* Task instructions
Check each line of the listing for the string "status", then state how many lines have it. Only the number is wanted.

* Material

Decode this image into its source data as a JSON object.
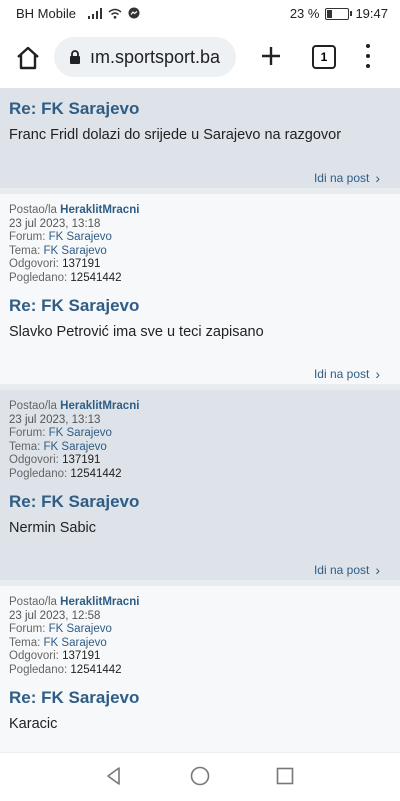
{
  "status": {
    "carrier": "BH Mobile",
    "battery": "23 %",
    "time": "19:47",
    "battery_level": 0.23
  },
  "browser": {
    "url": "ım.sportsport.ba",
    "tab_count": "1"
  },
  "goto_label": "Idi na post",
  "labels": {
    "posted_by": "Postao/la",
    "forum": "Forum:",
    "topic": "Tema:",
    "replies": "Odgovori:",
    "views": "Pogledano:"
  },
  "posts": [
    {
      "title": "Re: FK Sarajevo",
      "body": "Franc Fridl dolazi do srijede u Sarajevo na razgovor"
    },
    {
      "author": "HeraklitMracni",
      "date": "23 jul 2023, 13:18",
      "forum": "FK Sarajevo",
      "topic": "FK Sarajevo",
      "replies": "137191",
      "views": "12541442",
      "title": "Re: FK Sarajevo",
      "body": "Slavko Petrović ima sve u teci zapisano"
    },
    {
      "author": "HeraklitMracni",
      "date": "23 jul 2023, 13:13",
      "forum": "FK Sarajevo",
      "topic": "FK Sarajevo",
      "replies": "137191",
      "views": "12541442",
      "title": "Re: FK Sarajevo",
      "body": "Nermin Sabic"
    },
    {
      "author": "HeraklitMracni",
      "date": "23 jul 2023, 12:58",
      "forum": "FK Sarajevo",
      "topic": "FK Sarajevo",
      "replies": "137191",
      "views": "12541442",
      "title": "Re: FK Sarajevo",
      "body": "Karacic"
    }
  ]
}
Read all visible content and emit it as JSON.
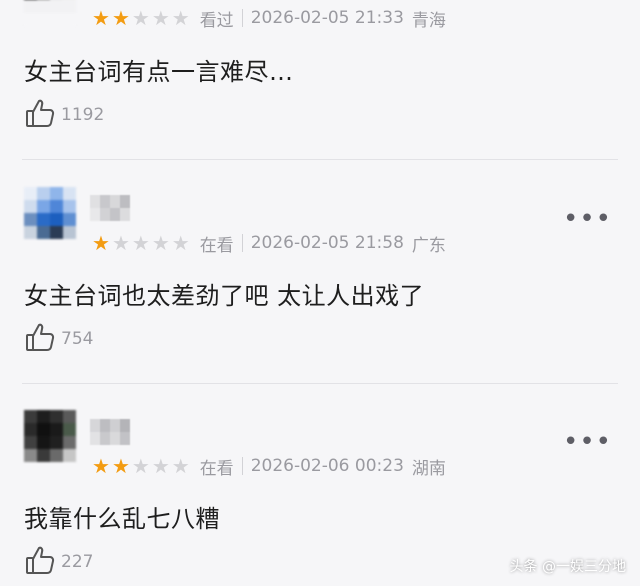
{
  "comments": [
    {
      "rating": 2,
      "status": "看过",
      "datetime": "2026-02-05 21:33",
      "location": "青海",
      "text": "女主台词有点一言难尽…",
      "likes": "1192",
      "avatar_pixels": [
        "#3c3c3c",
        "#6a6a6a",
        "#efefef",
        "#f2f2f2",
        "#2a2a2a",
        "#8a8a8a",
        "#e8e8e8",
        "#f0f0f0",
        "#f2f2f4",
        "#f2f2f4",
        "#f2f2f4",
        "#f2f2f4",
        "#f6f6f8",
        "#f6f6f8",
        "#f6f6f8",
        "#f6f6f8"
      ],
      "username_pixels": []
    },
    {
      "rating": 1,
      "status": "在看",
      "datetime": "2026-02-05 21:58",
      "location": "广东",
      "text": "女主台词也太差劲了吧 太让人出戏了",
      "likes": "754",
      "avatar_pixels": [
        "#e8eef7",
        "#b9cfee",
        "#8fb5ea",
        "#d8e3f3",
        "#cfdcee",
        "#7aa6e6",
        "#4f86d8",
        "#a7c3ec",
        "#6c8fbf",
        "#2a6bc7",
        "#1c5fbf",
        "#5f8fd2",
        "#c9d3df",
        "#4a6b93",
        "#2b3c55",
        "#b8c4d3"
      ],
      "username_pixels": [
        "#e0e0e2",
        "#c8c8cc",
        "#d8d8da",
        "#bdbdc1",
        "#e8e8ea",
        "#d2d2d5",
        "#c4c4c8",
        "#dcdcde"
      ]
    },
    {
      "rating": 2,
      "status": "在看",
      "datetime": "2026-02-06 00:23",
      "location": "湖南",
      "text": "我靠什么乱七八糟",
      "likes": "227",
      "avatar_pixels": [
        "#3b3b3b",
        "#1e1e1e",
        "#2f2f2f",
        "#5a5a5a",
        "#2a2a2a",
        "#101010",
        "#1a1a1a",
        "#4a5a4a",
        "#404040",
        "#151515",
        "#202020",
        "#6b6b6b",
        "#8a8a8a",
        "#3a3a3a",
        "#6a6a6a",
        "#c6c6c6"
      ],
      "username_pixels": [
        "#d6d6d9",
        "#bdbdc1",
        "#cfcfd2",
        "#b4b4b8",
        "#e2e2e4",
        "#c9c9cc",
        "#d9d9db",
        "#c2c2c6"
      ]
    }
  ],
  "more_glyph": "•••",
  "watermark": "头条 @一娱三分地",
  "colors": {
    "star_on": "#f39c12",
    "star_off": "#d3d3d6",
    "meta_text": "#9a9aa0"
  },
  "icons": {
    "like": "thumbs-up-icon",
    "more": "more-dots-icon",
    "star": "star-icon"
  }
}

==

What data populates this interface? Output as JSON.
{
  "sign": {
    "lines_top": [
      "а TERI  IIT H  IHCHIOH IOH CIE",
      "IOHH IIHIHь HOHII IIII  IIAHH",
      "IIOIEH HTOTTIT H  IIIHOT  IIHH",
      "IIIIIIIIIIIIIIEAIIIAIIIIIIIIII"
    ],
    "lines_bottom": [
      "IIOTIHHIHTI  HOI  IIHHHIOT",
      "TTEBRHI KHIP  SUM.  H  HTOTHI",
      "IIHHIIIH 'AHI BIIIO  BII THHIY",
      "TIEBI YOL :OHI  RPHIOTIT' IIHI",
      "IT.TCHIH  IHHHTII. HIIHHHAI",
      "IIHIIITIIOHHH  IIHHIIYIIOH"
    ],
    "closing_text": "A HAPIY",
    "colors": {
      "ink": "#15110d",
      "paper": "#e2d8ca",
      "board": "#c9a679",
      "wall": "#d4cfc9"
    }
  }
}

* In response
4